- EXERCISE OBJECTIVE -
Your task is to filter the entries and copy every line containing the string "image".

- SUPPLIED INFORMATION -
.....
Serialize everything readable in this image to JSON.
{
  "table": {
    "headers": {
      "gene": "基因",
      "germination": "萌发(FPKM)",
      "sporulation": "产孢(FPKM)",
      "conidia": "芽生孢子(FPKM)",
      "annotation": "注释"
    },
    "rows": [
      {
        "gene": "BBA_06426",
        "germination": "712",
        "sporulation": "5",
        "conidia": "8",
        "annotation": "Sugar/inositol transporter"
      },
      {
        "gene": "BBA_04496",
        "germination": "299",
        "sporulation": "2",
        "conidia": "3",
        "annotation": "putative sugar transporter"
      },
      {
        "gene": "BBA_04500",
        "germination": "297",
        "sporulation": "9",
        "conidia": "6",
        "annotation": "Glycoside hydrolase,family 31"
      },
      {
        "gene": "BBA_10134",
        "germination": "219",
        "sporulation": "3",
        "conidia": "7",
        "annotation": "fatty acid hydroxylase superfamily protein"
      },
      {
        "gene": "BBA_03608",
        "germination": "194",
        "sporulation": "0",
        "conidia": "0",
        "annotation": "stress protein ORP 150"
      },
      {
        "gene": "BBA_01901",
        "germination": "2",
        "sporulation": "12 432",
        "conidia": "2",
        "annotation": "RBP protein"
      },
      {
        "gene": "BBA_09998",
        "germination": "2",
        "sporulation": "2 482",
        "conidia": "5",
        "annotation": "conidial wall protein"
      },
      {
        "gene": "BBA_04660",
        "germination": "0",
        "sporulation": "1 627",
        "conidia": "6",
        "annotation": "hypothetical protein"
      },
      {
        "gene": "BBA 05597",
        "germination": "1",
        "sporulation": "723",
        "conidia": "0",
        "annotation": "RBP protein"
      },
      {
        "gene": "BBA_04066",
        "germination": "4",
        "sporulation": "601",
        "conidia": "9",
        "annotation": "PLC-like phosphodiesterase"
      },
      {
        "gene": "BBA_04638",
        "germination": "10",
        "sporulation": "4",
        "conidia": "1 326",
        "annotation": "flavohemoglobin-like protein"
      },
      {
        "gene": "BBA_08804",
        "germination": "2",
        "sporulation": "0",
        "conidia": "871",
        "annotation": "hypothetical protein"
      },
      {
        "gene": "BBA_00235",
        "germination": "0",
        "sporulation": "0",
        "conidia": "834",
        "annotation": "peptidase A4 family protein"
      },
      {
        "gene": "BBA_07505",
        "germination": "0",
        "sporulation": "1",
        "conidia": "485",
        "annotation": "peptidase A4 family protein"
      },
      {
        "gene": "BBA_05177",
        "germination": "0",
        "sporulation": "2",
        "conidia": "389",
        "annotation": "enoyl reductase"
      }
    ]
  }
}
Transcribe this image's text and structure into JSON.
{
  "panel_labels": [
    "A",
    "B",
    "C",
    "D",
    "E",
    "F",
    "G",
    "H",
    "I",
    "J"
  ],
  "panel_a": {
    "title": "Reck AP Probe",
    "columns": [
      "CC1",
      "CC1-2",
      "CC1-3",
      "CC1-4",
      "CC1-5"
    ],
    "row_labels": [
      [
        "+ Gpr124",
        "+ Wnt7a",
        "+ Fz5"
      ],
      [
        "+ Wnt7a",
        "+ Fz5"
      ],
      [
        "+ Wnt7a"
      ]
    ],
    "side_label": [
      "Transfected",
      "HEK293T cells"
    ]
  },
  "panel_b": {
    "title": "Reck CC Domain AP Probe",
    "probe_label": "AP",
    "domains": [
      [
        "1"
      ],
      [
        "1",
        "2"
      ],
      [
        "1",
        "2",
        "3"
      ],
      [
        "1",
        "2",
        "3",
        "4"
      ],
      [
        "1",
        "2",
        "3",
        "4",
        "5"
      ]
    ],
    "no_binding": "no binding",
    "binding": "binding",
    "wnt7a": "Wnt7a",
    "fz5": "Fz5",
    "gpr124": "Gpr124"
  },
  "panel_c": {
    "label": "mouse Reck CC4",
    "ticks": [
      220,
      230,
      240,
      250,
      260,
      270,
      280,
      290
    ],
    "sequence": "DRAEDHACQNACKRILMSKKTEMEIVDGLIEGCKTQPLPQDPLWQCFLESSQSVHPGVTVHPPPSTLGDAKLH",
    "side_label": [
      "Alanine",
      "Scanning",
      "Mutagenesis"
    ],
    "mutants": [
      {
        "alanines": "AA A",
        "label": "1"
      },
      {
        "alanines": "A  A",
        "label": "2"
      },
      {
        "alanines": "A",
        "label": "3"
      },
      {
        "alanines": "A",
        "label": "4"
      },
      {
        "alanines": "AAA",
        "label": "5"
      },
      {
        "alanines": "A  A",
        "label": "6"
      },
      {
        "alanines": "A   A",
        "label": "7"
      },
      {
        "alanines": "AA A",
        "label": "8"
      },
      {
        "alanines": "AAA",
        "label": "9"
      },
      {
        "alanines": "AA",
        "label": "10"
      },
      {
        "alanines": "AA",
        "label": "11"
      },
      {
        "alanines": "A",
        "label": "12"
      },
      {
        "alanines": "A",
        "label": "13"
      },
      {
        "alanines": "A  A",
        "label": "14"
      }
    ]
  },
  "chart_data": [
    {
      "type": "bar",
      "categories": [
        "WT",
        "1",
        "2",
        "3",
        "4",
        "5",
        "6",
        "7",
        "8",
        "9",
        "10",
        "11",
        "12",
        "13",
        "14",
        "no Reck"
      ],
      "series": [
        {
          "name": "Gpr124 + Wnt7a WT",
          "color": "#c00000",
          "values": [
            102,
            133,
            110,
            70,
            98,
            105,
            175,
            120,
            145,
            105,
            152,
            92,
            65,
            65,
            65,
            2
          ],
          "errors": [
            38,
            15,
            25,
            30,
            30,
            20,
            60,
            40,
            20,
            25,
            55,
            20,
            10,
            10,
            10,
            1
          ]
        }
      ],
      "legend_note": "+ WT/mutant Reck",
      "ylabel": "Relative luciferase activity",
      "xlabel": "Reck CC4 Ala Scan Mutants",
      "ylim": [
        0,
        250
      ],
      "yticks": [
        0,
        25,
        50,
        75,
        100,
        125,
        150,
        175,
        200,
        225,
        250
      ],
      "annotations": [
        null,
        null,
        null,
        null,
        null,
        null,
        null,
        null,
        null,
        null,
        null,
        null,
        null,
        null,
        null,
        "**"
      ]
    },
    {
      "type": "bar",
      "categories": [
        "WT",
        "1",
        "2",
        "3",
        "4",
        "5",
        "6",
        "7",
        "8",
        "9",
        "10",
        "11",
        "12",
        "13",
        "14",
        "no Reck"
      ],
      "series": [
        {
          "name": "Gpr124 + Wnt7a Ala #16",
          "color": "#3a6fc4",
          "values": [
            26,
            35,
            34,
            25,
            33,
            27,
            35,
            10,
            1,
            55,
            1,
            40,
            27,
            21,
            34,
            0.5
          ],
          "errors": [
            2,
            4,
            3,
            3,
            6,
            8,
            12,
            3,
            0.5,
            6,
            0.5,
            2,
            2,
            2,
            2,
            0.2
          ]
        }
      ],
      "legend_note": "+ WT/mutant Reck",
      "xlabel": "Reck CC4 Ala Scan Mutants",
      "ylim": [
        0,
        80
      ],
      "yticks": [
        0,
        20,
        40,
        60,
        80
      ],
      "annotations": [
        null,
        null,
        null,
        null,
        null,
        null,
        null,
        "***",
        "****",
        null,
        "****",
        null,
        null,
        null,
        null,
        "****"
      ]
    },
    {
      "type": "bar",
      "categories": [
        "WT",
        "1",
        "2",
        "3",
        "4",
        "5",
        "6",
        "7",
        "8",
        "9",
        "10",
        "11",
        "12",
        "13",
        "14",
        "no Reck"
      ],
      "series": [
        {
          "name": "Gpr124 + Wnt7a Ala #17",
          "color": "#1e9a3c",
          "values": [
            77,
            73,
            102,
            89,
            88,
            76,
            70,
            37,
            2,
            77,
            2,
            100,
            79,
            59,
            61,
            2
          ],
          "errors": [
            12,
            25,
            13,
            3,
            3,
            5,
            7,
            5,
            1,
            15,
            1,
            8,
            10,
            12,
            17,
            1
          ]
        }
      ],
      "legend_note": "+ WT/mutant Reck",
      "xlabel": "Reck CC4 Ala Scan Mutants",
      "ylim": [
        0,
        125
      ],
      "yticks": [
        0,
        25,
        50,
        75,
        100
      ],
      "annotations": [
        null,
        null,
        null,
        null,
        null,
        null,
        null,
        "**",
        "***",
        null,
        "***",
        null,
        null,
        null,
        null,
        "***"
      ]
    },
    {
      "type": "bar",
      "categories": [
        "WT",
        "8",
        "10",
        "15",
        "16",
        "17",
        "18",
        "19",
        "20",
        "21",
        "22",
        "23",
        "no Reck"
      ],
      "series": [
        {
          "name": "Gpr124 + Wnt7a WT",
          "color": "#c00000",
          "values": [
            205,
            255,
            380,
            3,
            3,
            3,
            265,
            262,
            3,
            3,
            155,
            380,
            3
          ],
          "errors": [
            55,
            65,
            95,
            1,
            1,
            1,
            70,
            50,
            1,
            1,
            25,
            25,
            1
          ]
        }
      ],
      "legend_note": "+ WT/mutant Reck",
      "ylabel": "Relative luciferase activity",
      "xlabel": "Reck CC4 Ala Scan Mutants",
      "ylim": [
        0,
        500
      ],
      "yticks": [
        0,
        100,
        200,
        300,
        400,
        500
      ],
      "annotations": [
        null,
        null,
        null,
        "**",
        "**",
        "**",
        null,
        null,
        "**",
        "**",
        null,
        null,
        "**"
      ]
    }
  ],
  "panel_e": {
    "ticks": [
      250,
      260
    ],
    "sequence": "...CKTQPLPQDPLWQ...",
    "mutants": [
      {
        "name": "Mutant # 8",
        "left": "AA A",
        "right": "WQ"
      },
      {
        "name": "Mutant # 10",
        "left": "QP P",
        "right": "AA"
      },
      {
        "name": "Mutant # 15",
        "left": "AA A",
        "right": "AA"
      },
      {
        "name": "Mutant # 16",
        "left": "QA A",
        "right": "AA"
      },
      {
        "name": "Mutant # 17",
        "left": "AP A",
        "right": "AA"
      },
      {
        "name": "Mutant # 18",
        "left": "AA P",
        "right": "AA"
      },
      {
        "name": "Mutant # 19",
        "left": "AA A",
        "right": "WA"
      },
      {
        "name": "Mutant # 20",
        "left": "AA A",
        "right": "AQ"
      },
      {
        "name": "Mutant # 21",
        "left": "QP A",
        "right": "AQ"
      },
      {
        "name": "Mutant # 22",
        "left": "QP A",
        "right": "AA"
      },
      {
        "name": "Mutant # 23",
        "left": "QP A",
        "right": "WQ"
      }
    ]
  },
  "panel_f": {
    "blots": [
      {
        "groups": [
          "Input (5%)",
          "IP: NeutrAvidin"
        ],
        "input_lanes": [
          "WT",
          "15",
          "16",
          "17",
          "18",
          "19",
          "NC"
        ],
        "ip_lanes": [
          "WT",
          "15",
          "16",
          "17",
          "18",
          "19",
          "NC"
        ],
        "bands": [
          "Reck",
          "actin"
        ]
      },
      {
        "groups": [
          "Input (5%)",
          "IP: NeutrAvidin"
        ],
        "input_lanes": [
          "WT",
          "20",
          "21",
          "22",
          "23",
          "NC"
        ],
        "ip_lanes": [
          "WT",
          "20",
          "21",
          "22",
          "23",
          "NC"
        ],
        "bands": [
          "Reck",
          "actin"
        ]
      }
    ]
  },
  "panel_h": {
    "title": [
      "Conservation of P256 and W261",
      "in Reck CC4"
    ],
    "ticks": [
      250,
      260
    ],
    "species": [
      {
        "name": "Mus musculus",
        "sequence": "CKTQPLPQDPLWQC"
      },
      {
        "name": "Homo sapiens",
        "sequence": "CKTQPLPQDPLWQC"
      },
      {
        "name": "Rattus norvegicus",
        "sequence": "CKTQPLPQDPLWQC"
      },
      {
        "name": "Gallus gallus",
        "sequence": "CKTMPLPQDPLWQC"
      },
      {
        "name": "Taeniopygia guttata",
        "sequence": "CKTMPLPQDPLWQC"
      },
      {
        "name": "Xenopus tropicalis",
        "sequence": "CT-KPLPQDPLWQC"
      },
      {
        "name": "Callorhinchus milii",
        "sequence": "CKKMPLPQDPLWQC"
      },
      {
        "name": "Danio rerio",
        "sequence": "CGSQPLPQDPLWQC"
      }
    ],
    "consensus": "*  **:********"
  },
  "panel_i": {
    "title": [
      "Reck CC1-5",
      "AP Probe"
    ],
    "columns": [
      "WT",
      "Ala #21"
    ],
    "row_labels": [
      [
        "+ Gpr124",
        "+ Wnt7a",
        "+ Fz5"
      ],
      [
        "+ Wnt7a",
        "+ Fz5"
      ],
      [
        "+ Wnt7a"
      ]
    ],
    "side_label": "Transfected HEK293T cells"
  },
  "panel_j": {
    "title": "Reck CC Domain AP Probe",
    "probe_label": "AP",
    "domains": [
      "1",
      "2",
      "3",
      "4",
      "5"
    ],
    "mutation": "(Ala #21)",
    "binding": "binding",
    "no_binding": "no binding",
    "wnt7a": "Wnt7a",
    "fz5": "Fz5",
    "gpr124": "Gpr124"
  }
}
.....
- SOLUTION TO THIS TASK -
Serialize everything readable in this image to JSON.
Transcribe this image's text and structure into JSON.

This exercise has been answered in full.